TASK TO CARRY OUT: Every line of the data that contains the string "screenshot" must be copied.

::::

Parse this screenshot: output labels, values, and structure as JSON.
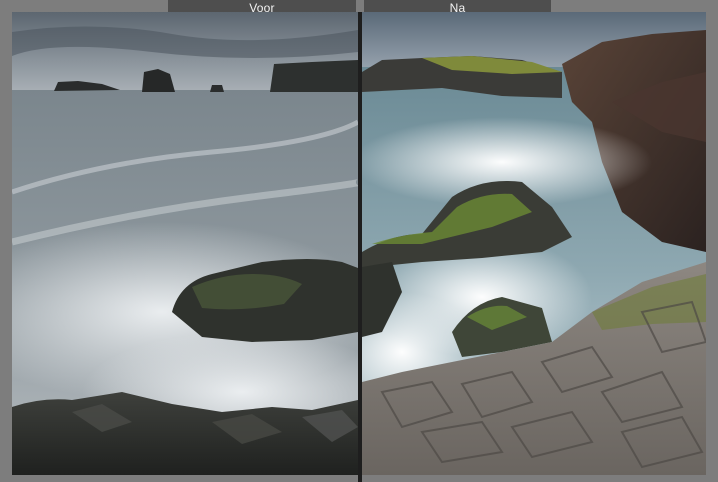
{
  "compare": {
    "before_label": "Voor",
    "after_label": "Na"
  },
  "colors": {
    "frame": "#7d7d7d",
    "label_bg": "#4e4e4e",
    "label_text": "#f2f2f2",
    "divider": "#1e1e1e"
  }
}
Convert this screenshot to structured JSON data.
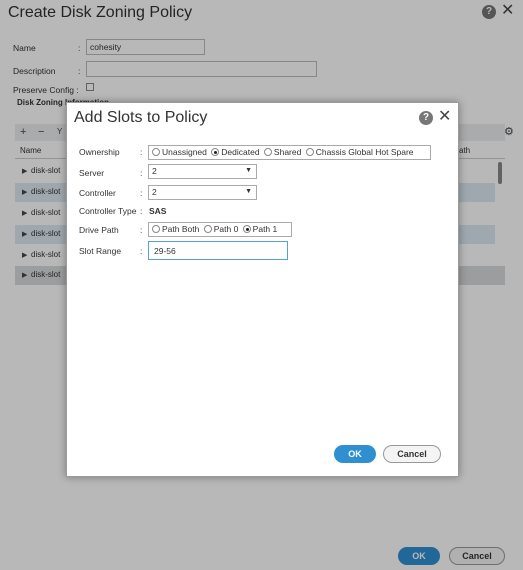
{
  "outer": {
    "title": "Create Disk Zoning Policy",
    "help_icon": "?",
    "close_icon": "✕",
    "fields": {
      "name_label": "Name",
      "name_value": "cohesity",
      "description_label": "Description",
      "description_value": "",
      "preserve_label": "Preserve Config :",
      "colon": ":"
    },
    "section_title": "Disk Zoning Information",
    "toolbar": {
      "add": "+",
      "remove": "−",
      "filter": "Y",
      "settings_icon": "⚙"
    },
    "table": {
      "headers": [
        "Name",
        "ath"
      ],
      "rows": [
        "disk-slot",
        "disk-slot",
        "disk-slot",
        "disk-slot",
        "disk-slot",
        "disk-slot"
      ]
    },
    "ok_label": "OK",
    "cancel_label": "Cancel"
  },
  "modal": {
    "title": "Add Slots to Policy",
    "help_icon": "?",
    "close_icon": "✕",
    "colon": ":",
    "ownership": {
      "label": "Ownership",
      "options": [
        "Unassigned",
        "Dedicated",
        "Shared",
        "Chassis Global Hot Spare"
      ],
      "selected": "Dedicated"
    },
    "server": {
      "label": "Server",
      "value": "2"
    },
    "controller": {
      "label": "Controller",
      "value": "2"
    },
    "controller_type": {
      "label": "Controller Type",
      "value": "SAS"
    },
    "drive_path": {
      "label": "Drive Path",
      "options": [
        "Path Both",
        "Path 0",
        "Path 1"
      ],
      "selected": "Path 1"
    },
    "slot_range": {
      "label": "Slot Range",
      "value": "29-56"
    },
    "ok_label": "OK",
    "cancel_label": "Cancel"
  },
  "colors": {
    "accent": "#2f8fd1",
    "row_alt": "#dde9f3",
    "overlay": "rgba(0,0,0,0.28)"
  }
}
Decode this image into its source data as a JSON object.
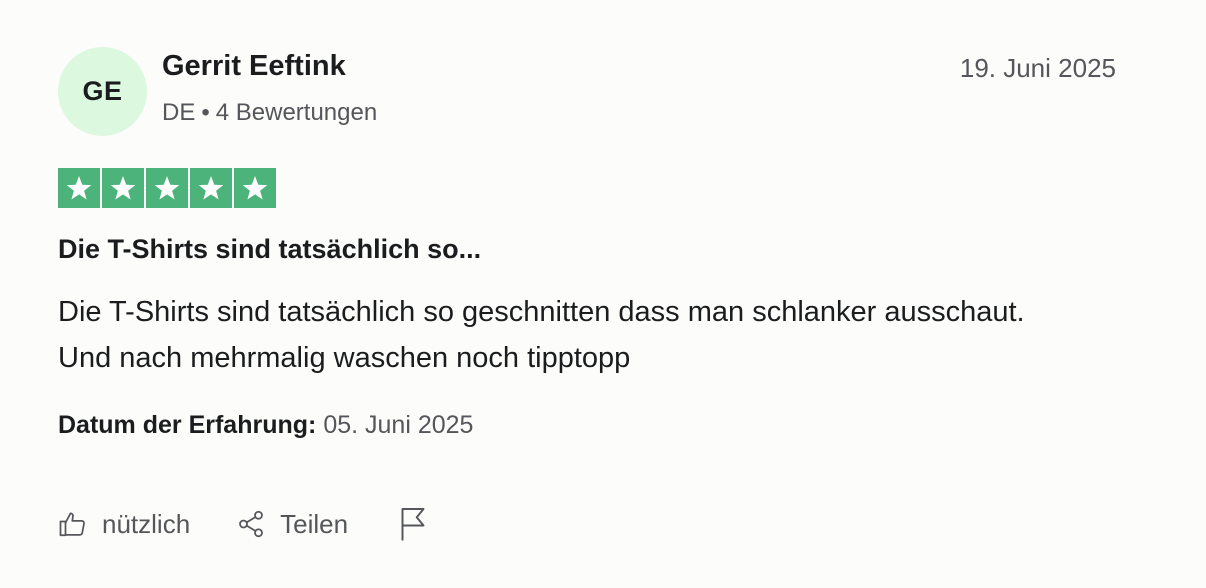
{
  "reviewer": {
    "initials": "GE",
    "name": "Gerrit Eeftink",
    "country": "DE",
    "separator": "•",
    "reviews_count": "4 Bewertungen"
  },
  "review_date": "19. Juni 2025",
  "rating": {
    "value": 5,
    "max": 5,
    "color": "#4cb47b"
  },
  "review": {
    "title": "Die T-Shirts sind tatsächlich so...",
    "body": "Die T-Shirts sind tatsächlich so geschnitten dass man schlanker ausschaut. Und nach mehrmalig waschen noch tipptopp"
  },
  "experience": {
    "label": "Datum der Erfahrung:",
    "value": "05. Juni 2025"
  },
  "actions": {
    "useful_label": "nützlich",
    "useful_icon": "thumbs-up-icon",
    "share_label": "Teilen",
    "share_icon": "share-icon",
    "report_icon": "flag-icon"
  },
  "colors": {
    "avatar_bg": "#dcf8de",
    "star_green": "#4cb47b",
    "muted_text": "#55565a"
  }
}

::::

PROBLEM SOLUTION:
Parse this screenshot: output labels, values, and structure as JSON.
Convert this screenshot to structured JSON data.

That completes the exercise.